══ DATASET EXTRACT ══

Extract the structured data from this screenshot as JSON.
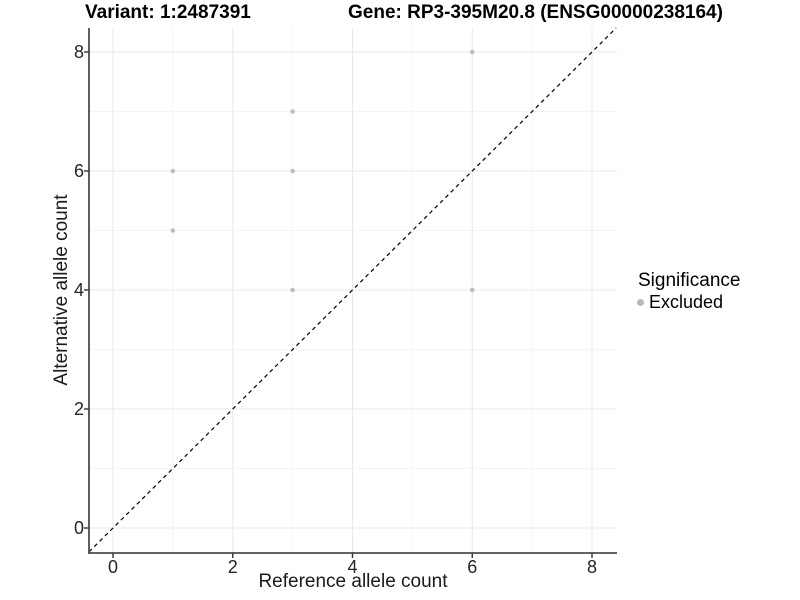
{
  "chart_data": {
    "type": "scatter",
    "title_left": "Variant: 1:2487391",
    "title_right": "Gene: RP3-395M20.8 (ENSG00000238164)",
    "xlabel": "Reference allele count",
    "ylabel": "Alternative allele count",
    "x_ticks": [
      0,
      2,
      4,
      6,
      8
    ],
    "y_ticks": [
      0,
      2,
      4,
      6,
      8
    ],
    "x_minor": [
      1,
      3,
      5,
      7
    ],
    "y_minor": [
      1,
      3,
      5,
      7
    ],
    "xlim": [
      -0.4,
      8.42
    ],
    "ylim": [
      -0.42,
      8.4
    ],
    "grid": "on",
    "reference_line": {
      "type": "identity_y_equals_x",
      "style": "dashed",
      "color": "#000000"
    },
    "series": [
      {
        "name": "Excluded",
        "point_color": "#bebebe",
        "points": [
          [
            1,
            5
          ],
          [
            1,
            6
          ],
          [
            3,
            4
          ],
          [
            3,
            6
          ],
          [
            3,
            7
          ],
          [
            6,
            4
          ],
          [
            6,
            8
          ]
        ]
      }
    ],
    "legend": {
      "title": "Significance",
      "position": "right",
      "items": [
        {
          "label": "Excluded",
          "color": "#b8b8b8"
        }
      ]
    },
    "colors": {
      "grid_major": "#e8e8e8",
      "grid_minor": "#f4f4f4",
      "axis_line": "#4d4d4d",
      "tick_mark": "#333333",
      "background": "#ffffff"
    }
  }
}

═══
══ DATASET EXTRACT ══

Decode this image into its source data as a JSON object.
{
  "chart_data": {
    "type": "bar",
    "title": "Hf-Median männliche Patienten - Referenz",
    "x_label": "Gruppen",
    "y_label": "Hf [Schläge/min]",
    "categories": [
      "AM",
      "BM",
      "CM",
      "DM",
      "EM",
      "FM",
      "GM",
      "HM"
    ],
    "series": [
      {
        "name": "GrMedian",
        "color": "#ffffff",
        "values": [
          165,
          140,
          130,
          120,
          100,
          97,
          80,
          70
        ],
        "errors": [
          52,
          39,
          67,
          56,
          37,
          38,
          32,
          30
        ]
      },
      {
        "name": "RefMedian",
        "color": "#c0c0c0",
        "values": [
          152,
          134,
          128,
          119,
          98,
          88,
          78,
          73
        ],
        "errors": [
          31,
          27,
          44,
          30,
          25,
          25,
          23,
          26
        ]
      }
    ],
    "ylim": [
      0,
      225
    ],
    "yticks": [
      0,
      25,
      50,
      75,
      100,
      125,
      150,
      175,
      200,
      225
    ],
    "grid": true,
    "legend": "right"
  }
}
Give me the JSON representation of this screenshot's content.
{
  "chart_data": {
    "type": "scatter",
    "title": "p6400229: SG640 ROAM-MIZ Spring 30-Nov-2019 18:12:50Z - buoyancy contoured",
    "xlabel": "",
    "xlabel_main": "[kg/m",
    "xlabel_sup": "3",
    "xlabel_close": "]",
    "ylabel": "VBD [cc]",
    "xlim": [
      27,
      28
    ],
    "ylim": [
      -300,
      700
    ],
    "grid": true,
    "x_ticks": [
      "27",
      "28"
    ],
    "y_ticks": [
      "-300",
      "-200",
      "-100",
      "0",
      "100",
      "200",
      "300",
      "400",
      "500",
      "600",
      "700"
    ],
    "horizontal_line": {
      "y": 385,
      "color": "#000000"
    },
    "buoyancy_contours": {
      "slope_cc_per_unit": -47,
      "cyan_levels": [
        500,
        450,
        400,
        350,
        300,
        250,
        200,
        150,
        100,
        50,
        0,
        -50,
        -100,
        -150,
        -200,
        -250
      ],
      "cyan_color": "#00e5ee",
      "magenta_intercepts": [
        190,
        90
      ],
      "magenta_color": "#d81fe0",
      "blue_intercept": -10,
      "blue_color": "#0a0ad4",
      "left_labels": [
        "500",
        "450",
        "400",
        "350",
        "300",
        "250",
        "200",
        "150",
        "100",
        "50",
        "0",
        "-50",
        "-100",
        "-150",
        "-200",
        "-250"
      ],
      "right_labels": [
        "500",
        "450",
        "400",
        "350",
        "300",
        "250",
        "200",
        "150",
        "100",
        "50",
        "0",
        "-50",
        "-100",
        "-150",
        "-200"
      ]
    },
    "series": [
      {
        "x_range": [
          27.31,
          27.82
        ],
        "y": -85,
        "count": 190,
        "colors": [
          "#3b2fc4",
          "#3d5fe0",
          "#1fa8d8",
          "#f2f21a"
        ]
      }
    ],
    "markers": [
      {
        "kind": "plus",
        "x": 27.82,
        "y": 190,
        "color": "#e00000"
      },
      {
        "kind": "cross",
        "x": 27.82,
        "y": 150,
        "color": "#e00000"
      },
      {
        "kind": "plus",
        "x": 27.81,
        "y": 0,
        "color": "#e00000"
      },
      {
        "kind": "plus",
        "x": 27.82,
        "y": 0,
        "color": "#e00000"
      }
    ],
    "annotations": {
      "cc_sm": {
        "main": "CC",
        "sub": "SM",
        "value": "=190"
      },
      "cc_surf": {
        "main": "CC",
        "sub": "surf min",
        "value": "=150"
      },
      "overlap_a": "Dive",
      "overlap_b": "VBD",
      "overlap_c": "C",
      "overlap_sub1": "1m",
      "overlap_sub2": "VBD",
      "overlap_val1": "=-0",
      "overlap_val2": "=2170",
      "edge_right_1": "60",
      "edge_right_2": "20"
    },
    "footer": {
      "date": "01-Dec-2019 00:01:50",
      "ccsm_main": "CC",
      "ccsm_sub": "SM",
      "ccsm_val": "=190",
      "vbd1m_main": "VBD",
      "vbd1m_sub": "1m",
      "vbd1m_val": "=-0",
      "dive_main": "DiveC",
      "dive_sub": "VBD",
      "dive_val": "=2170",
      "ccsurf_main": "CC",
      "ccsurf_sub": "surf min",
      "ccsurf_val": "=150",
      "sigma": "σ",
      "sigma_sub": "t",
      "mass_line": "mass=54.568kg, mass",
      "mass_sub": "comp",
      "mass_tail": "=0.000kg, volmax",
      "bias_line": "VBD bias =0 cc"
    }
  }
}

═══

◆ TASK REQUIREMENTS
Only lines holding the string "screenshot" are wanted; gather each one from the entries above.

◆ TASK RESPONSE
Extract the structured data from this screenshot as JSON.
Give me the JSON representation of this screenshot's content.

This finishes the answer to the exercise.